(Data extracted from a collection)
========================

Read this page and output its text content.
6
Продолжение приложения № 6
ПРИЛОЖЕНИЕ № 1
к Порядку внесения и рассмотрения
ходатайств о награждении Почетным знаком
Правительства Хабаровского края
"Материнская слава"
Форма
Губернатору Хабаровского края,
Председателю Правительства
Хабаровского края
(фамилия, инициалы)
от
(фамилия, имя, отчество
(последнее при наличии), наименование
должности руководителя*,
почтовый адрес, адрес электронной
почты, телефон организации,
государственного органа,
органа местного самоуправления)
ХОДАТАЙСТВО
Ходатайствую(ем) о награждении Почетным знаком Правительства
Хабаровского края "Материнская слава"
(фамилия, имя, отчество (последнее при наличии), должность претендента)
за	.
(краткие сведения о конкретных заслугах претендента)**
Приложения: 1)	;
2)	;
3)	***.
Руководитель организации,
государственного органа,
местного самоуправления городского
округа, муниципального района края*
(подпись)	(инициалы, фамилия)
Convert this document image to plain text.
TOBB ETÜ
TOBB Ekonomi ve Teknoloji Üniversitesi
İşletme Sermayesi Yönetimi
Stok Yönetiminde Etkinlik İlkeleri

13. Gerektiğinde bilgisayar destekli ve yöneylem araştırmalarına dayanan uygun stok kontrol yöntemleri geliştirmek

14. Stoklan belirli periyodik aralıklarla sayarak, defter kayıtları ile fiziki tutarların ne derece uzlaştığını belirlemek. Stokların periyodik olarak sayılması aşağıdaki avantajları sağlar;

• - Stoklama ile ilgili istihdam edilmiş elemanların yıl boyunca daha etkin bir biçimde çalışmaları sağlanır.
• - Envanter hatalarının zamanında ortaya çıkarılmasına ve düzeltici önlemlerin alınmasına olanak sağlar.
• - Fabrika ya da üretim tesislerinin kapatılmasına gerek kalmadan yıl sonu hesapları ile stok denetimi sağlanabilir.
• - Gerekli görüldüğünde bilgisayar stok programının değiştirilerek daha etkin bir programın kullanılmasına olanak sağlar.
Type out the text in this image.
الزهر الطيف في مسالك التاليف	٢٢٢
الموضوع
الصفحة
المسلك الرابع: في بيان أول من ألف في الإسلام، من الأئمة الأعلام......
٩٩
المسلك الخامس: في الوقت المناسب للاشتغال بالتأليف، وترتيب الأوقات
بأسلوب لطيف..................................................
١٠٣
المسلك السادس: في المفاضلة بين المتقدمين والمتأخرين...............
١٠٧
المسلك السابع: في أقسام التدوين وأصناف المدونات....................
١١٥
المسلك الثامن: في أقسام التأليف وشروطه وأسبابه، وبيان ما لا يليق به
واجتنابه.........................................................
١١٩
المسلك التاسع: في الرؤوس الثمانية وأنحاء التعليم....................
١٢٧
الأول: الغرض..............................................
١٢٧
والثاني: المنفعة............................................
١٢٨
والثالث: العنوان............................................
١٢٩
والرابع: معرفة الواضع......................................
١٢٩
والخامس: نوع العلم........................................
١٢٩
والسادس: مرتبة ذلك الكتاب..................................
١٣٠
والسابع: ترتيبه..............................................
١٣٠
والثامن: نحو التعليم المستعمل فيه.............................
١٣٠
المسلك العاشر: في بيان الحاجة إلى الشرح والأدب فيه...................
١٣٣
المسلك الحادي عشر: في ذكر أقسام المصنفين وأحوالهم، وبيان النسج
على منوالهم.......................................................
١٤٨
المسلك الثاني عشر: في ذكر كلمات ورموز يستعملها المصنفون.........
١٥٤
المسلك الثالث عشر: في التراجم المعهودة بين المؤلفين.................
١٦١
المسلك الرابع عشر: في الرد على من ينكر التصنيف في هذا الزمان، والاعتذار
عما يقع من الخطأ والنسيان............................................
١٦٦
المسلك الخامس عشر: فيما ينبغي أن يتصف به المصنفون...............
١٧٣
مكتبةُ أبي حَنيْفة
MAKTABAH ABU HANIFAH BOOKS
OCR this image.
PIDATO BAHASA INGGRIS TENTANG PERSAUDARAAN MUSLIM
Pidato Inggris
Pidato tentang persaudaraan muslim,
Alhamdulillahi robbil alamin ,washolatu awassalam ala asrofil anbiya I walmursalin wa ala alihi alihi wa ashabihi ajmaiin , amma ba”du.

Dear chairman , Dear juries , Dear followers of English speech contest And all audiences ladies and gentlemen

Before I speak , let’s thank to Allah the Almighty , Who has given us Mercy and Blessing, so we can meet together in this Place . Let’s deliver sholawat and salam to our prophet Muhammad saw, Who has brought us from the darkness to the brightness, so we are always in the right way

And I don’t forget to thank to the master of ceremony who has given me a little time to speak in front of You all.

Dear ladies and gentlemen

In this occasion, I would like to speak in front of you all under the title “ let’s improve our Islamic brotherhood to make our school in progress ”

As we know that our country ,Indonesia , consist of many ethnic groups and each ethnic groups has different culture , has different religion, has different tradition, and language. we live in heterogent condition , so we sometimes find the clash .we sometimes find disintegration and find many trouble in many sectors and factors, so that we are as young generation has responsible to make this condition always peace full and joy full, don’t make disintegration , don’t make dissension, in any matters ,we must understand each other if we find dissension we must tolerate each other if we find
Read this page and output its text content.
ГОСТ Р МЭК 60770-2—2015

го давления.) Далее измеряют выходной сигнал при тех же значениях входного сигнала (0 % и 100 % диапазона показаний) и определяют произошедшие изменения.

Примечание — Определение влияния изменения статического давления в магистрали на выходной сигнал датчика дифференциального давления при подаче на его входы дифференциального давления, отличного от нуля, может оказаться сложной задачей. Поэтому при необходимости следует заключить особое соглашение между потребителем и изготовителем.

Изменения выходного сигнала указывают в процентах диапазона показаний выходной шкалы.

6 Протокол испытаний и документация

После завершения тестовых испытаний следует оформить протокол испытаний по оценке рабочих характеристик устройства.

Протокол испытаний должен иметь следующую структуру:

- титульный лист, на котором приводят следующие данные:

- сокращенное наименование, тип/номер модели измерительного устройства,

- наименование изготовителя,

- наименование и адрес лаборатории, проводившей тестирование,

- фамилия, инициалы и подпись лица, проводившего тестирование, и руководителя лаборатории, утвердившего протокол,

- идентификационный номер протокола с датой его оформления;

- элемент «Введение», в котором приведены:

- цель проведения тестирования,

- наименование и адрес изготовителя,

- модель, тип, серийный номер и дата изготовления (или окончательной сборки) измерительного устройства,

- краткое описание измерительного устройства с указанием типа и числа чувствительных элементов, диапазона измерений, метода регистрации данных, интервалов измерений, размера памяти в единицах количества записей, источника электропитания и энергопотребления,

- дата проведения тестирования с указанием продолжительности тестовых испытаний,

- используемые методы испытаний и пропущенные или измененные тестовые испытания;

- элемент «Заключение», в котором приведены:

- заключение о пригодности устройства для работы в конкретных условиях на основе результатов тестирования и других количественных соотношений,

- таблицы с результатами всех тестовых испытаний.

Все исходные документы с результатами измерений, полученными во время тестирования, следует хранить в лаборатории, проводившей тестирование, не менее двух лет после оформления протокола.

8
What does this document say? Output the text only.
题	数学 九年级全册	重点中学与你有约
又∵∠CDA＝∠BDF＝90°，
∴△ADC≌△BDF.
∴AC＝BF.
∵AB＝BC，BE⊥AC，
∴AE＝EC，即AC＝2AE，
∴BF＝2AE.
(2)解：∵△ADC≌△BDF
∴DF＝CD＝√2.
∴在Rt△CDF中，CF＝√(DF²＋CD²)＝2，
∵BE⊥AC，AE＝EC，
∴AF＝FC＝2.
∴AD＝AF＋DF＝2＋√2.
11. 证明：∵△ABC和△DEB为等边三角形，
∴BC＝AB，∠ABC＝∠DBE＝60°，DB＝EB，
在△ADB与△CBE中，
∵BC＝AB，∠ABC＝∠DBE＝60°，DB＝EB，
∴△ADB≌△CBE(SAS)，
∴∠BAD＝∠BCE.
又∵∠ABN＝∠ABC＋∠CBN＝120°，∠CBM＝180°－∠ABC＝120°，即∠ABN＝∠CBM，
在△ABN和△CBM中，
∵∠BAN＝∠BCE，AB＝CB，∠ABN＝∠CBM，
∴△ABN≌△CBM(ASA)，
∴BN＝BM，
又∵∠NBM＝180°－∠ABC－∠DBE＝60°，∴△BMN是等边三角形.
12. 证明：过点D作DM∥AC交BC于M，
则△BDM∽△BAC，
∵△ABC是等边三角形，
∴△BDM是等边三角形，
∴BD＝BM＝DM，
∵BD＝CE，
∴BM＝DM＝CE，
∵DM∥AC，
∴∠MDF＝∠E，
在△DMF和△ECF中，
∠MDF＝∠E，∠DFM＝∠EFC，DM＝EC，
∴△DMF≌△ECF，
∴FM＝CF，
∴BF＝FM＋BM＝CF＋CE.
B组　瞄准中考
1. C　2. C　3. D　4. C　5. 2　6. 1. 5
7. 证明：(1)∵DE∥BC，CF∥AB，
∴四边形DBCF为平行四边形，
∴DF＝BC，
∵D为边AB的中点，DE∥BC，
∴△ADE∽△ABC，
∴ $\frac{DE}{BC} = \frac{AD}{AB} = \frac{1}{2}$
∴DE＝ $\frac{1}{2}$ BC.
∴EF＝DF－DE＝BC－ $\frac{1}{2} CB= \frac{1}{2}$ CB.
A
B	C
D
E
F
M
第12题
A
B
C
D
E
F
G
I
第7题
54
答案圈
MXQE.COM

========================

▶ **TASK GOAL**
In the records above, how many lines contain the string "المصنفون"? State that number only.

▶ **SOLUTION TO THIS EXERCISE**
2